* **Brief**
For the records below, give the count of lines holding the word "Column" and nothing more.

[Extracted data start]

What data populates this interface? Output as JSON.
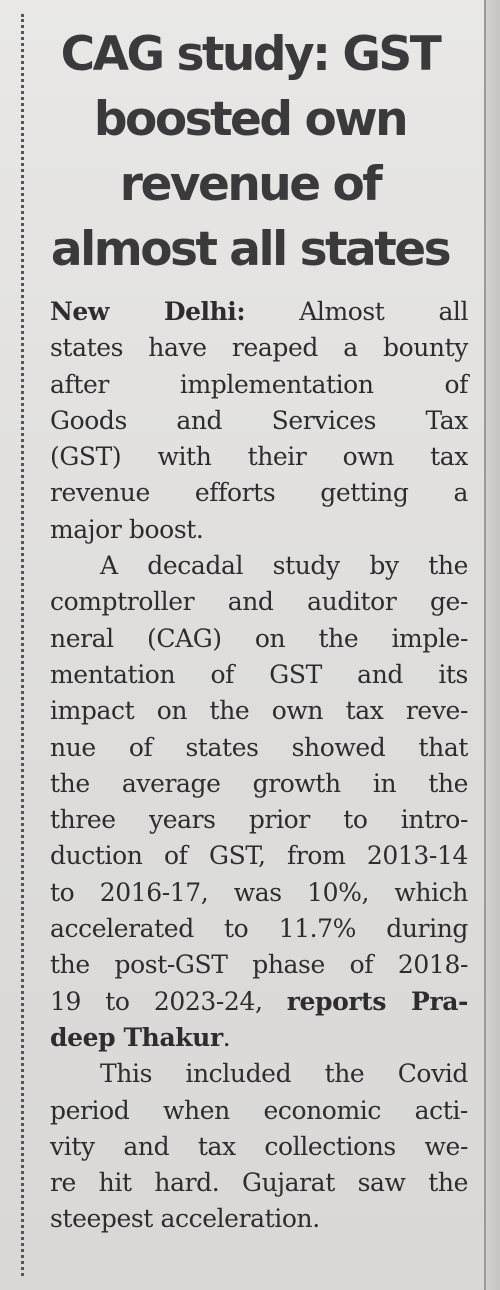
{
  "article": {
    "headline_lines": [
      "CAG study: GST",
      "boosted own",
      "revenue of",
      "almost all states"
    ],
    "dateline": "New Delhi:",
    "paragraphs": [
      {
        "lines": [
          " Almost all",
          "states have reaped a bounty",
          "after implementation of",
          "Goods and Services Tax",
          "(GST) with their own tax",
          "revenue efforts getting a",
          "major boost."
        ]
      },
      {
        "lines": [
          "A decadal study by the",
          "comptroller and auditor ge-",
          "neral (CAG) on the imple-",
          "mentation of GST and its",
          "impact on the own tax reve-",
          "nue of states showed that",
          "the average growth in the",
          "three years prior to intro-",
          "duction of GST, from 2013-14",
          "to 2016-17, was 10%, which",
          "accelerated to 11.7% during",
          "the post-GST phase of 2018-",
          "19 to 2023-24, "
        ],
        "byline_part1": "reports Pra-",
        "byline_part2": "deep Thakur",
        "byline_end": "."
      },
      {
        "lines": [
          "This included the Covid",
          "period when economic acti-",
          "vity and tax collections we-",
          "re hit hard. Gujarat saw the",
          "steepest acceleration."
        ]
      }
    ]
  }
}
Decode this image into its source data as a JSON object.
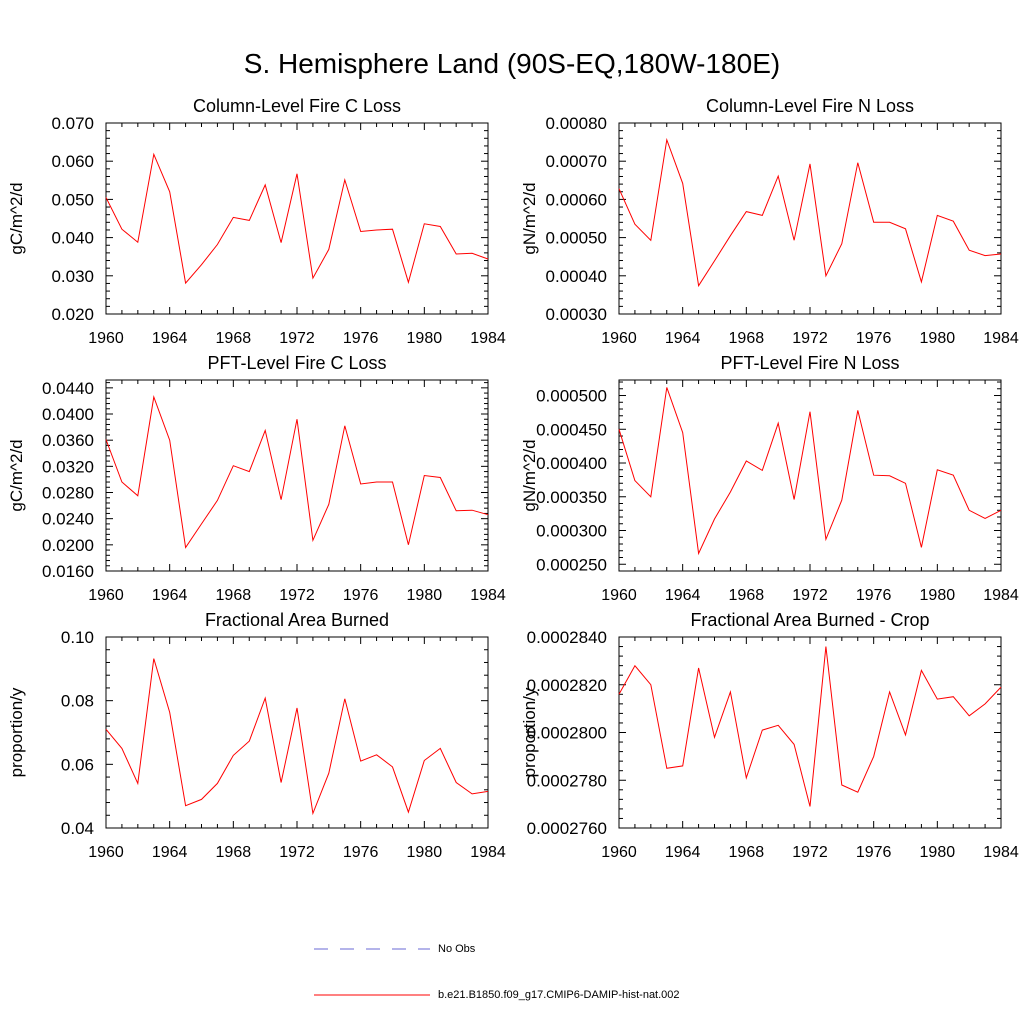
{
  "title": "S. Hemisphere Land (90S-EQ,180W-180E)",
  "colors": {
    "series": "#ff0000",
    "obs": "#6a6ad6",
    "axis": "#000000"
  },
  "legend": [
    {
      "label": "No Obs",
      "style": "dashed",
      "color": "#6a6ad6"
    },
    {
      "label": "b.e21.B1850.f09_g17.CMIP6-DAMIP-hist-nat.002",
      "style": "solid",
      "color": "#ff0000"
    }
  ],
  "chart_data": [
    {
      "type": "line",
      "title": "Column-Level Fire C Loss",
      "ylabel": "gC/m^2/d",
      "xlim": [
        1960,
        1984
      ],
      "ylim": [
        0.02,
        0.07
      ],
      "yticks": [
        "0.020",
        "0.030",
        "0.040",
        "0.050",
        "0.060",
        "0.070"
      ],
      "xticks": [
        "1960",
        "1964",
        "1968",
        "1972",
        "1976",
        "1980",
        "1984"
      ],
      "x": [
        1960,
        1961,
        1962,
        1963,
        1964,
        1965,
        1966,
        1967,
        1968,
        1969,
        1970,
        1971,
        1972,
        1973,
        1974,
        1975,
        1976,
        1977,
        1978,
        1979,
        1980,
        1981,
        1982,
        1983,
        1984
      ],
      "series": [
        {
          "values": [
            0.0505,
            0.0422,
            0.0388,
            0.0618,
            0.052,
            0.0281,
            0.0329,
            0.0382,
            0.0453,
            0.0445,
            0.0538,
            0.0387,
            0.0567,
            0.0294,
            0.0369,
            0.0551,
            0.0416,
            0.042,
            0.0422,
            0.0283,
            0.0436,
            0.0429,
            0.0357,
            0.0359,
            0.0344
          ]
        }
      ]
    },
    {
      "type": "line",
      "title": "Column-Level Fire N Loss",
      "ylabel": "gN/m^2/d",
      "xlim": [
        1960,
        1984
      ],
      "ylim": [
        0.0003,
        0.0008
      ],
      "yticks": [
        "0.00030",
        "0.00040",
        "0.00050",
        "0.00060",
        "0.00070",
        "0.00080"
      ],
      "xticks": [
        "1960",
        "1964",
        "1968",
        "1972",
        "1976",
        "1980",
        "1984"
      ],
      "x": [
        1960,
        1961,
        1962,
        1963,
        1964,
        1965,
        1966,
        1967,
        1968,
        1969,
        1970,
        1971,
        1972,
        1973,
        1974,
        1975,
        1976,
        1977,
        1978,
        1979,
        1980,
        1981,
        1982,
        1983,
        1984
      ],
      "series": [
        {
          "values": [
            0.000628,
            0.000535,
            0.000493,
            0.000756,
            0.000642,
            0.000374,
            0.000439,
            0.000505,
            0.000568,
            0.000558,
            0.000661,
            0.000493,
            0.000693,
            0.0004,
            0.000484,
            0.000696,
            0.00054,
            0.00054,
            0.000523,
            0.000384,
            0.000558,
            0.000543,
            0.000467,
            0.000453,
            0.000457
          ]
        }
      ]
    },
    {
      "type": "line",
      "title": "PFT-Level Fire C Loss",
      "ylabel": "gC/m^2/d",
      "xlim": [
        1960,
        1984
      ],
      "ylim": [
        0.016,
        0.0452
      ],
      "yticks": [
        "0.0160",
        "0.0200",
        "0.0240",
        "0.0280",
        "0.0320",
        "0.0360",
        "0.0400",
        "0.0440"
      ],
      "xticks": [
        "1960",
        "1964",
        "1968",
        "1972",
        "1976",
        "1980",
        "1984"
      ],
      "x": [
        1960,
        1961,
        1962,
        1963,
        1964,
        1965,
        1966,
        1967,
        1968,
        1969,
        1970,
        1971,
        1972,
        1973,
        1974,
        1975,
        1976,
        1977,
        1978,
        1979,
        1980,
        1981,
        1982,
        1983,
        1984
      ],
      "series": [
        {
          "values": [
            0.0361,
            0.0296,
            0.0275,
            0.0426,
            0.036,
            0.0196,
            0.0232,
            0.0268,
            0.0321,
            0.0312,
            0.0375,
            0.0269,
            0.0392,
            0.0207,
            0.0262,
            0.0382,
            0.0293,
            0.0296,
            0.0296,
            0.02,
            0.0306,
            0.0303,
            0.0252,
            0.0253,
            0.0246
          ]
        }
      ]
    },
    {
      "type": "line",
      "title": "PFT-Level Fire N Loss",
      "ylabel": "gN/m^2/d",
      "xlim": [
        1960,
        1984
      ],
      "ylim": [
        0.00024,
        0.000523
      ],
      "yticks": [
        "0.000250",
        "0.000300",
        "0.000350",
        "0.000400",
        "0.000450",
        "0.000500"
      ],
      "xticks": [
        "1960",
        "1964",
        "1968",
        "1972",
        "1976",
        "1980",
        "1984"
      ],
      "x": [
        1960,
        1961,
        1962,
        1963,
        1964,
        1965,
        1966,
        1967,
        1968,
        1969,
        1970,
        1971,
        1972,
        1973,
        1974,
        1975,
        1976,
        1977,
        1978,
        1979,
        1980,
        1981,
        1982,
        1983,
        1984
      ],
      "series": [
        {
          "values": [
            0.00045,
            0.000374,
            0.00035,
            0.000512,
            0.000445,
            0.000266,
            0.000317,
            0.000357,
            0.000403,
            0.000389,
            0.000459,
            0.000346,
            0.000476,
            0.000287,
            0.000345,
            0.000478,
            0.000382,
            0.000381,
            0.00037,
            0.000275,
            0.00039,
            0.000382,
            0.00033,
            0.000318,
            0.00033
          ]
        }
      ]
    },
    {
      "type": "line",
      "title": "Fractional Area Burned",
      "ylabel": "proportion/y",
      "xlim": [
        1960,
        1984
      ],
      "ylim": [
        0.04,
        0.1
      ],
      "yticks": [
        "0.04",
        "0.06",
        "0.08",
        "0.10"
      ],
      "xticks": [
        "1960",
        "1964",
        "1968",
        "1972",
        "1976",
        "1980",
        "1984"
      ],
      "x": [
        1960,
        1961,
        1962,
        1963,
        1964,
        1965,
        1966,
        1967,
        1968,
        1969,
        1970,
        1971,
        1972,
        1973,
        1974,
        1975,
        1976,
        1977,
        1978,
        1979,
        1980,
        1981,
        1982,
        1983,
        1984
      ],
      "series": [
        {
          "values": [
            0.071,
            0.065,
            0.054,
            0.0932,
            0.0763,
            0.047,
            0.049,
            0.054,
            0.0628,
            0.0673,
            0.0808,
            0.0543,
            0.0777,
            0.0446,
            0.0572,
            0.0806,
            0.061,
            0.063,
            0.0592,
            0.045,
            0.0612,
            0.065,
            0.0543,
            0.0507,
            0.0515
          ]
        }
      ]
    },
    {
      "type": "line",
      "title": "Fractional Area Burned - Crop",
      "ylabel": "proportion/y",
      "xlim": [
        1960,
        1984
      ],
      "ylim": [
        0.000276,
        0.000284
      ],
      "yticks": [
        "0.0002760",
        "0.0002780",
        "0.0002800",
        "0.0002820",
        "0.0002840"
      ],
      "xticks": [
        "1960",
        "1964",
        "1968",
        "1972",
        "1976",
        "1980",
        "1984"
      ],
      "x": [
        1960,
        1961,
        1962,
        1963,
        1964,
        1965,
        1966,
        1967,
        1968,
        1969,
        1970,
        1971,
        1972,
        1973,
        1974,
        1975,
        1976,
        1977,
        1978,
        1979,
        1980,
        1981,
        1982,
        1983,
        1984
      ],
      "series": [
        {
          "values": [
            0.0002816,
            0.0002828,
            0.000282,
            0.0002785,
            0.0002786,
            0.0002827,
            0.0002798,
            0.0002817,
            0.0002781,
            0.0002801,
            0.0002803,
            0.0002795,
            0.0002769,
            0.0002836,
            0.0002778,
            0.0002775,
            0.000279,
            0.0002817,
            0.0002799,
            0.0002826,
            0.0002814,
            0.0002815,
            0.0002807,
            0.0002812,
            0.0002819
          ]
        }
      ]
    }
  ]
}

[Extracted data end]

* **Written answer**
2